PROBLEM: Pull each line containing "date" out of the data and copy it.

[Dataset excerpt]
Begin

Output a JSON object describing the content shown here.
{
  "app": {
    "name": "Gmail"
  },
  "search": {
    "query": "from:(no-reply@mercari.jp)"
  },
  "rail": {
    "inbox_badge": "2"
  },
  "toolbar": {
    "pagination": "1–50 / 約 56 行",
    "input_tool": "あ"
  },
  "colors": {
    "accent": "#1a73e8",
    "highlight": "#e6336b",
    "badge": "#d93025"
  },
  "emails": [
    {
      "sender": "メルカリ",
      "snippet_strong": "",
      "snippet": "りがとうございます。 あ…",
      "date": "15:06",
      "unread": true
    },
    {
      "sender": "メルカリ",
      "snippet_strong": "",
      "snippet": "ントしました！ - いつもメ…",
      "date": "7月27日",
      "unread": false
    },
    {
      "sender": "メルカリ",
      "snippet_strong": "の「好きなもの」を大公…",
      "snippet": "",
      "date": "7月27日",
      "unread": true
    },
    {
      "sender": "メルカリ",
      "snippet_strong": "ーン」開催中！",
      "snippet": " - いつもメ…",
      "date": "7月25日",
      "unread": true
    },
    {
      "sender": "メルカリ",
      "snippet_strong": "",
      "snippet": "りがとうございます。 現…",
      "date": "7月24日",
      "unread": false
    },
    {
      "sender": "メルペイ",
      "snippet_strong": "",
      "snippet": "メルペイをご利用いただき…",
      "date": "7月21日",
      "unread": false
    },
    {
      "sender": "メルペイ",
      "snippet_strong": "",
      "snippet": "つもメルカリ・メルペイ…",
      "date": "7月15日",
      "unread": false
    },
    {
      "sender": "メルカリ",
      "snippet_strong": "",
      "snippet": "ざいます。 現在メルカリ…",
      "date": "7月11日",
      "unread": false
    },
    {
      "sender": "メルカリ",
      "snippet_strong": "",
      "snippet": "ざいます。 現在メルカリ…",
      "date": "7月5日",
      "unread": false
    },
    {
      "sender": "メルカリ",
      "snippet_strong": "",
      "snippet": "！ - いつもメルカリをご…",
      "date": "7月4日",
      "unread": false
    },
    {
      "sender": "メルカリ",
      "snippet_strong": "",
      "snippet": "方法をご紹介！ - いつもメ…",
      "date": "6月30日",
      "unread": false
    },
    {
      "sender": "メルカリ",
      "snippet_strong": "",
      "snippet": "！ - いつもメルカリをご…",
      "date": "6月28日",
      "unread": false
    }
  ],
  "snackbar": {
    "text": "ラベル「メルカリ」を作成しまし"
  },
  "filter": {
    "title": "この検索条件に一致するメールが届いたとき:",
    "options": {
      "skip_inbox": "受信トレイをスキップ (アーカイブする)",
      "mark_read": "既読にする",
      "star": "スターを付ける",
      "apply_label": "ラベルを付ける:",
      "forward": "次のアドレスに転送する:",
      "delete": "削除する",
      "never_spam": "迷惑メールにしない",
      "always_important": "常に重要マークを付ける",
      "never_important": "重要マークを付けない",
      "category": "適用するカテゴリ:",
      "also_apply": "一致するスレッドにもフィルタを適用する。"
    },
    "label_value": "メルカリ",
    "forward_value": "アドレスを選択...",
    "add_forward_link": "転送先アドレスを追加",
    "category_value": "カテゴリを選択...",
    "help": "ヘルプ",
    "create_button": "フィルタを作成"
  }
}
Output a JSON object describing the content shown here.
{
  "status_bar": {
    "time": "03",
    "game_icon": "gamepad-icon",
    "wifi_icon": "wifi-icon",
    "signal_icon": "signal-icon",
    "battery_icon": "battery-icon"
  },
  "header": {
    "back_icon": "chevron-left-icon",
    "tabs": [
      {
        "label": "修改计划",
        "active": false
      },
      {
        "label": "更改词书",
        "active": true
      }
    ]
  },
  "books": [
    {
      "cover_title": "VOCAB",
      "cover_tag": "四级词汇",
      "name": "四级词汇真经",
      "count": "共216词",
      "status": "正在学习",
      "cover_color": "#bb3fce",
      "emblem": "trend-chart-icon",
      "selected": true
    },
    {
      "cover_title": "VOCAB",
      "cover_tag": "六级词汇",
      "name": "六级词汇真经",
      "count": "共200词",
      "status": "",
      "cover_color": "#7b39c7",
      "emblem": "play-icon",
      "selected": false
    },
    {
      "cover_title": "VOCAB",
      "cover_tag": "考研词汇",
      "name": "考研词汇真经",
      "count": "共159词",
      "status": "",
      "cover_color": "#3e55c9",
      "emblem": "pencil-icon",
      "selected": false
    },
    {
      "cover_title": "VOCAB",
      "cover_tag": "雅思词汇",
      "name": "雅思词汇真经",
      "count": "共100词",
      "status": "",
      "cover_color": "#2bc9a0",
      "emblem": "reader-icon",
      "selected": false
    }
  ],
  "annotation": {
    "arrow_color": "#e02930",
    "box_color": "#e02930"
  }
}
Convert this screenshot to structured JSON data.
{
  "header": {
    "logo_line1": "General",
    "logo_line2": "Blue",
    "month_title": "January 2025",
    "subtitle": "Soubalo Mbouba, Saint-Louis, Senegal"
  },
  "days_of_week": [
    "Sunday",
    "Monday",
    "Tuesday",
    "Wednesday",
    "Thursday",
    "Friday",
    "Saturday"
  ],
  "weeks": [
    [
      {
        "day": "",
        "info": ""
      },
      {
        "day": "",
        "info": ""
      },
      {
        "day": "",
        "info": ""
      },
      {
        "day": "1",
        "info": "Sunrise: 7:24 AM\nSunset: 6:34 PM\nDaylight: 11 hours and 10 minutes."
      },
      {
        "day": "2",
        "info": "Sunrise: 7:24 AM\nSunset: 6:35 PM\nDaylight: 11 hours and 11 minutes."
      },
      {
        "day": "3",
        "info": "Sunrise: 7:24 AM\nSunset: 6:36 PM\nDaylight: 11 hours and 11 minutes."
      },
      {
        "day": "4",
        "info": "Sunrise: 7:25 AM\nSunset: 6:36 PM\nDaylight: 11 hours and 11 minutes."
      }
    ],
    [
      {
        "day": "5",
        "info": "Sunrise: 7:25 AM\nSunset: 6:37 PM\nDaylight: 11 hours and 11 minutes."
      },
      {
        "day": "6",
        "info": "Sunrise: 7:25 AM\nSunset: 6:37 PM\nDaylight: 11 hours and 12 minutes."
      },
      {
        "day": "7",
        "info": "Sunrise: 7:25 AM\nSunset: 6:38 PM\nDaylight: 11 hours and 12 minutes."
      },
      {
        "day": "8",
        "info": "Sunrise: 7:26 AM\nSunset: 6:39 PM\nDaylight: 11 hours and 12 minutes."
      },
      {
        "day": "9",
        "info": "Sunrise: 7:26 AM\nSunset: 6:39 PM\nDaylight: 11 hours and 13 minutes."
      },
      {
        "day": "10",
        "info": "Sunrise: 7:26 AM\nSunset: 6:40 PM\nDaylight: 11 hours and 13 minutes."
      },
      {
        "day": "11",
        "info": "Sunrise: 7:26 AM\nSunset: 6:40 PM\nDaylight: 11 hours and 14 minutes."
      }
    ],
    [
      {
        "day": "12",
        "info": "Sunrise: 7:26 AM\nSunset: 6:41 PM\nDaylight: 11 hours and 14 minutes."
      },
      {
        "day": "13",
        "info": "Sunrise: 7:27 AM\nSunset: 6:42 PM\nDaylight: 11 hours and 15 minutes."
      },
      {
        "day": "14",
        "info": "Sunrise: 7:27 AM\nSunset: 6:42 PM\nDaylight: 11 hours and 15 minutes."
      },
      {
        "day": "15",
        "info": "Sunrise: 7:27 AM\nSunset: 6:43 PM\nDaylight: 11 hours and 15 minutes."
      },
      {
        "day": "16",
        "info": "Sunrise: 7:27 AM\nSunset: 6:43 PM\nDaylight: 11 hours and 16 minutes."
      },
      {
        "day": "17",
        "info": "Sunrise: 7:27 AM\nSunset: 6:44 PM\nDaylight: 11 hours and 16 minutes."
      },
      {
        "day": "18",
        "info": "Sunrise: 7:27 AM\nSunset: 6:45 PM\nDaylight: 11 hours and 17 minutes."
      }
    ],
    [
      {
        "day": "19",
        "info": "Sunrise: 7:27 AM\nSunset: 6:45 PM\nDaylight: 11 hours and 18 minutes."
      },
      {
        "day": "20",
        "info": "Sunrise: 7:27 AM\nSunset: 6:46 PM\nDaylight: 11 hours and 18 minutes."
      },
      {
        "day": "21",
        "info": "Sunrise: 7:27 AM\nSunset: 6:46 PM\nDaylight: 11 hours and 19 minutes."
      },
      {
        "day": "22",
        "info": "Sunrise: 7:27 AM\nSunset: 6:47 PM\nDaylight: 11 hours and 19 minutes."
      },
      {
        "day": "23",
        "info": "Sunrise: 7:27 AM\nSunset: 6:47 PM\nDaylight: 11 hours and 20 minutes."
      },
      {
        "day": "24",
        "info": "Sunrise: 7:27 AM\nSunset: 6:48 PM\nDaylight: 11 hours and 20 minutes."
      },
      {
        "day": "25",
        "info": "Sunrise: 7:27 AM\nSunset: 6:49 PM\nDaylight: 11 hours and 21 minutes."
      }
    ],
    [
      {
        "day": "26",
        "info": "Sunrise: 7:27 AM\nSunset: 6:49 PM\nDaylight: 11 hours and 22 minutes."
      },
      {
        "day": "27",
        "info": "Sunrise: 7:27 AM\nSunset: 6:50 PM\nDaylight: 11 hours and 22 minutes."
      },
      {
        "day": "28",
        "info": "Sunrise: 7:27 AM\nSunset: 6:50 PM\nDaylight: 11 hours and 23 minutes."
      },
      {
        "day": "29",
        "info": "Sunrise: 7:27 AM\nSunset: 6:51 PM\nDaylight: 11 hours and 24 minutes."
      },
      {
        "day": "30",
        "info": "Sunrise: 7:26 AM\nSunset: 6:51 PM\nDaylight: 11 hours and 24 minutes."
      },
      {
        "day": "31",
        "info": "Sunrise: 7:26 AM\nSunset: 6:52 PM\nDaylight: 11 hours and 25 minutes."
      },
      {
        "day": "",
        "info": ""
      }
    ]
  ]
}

End

ANSWER TO THE EXERCISE:
      "date": "15:06",
      "date": "7月27日",
      "date": "7月27日",
      "date": "7月25日",
      "date": "7月24日",
      "date": "7月21日",
      "date": "7月15日",
      "date": "7月11日",
      "date": "7月5日",
      "date": "7月4日",
      "date": "6月30日",
      "date": "6月28日",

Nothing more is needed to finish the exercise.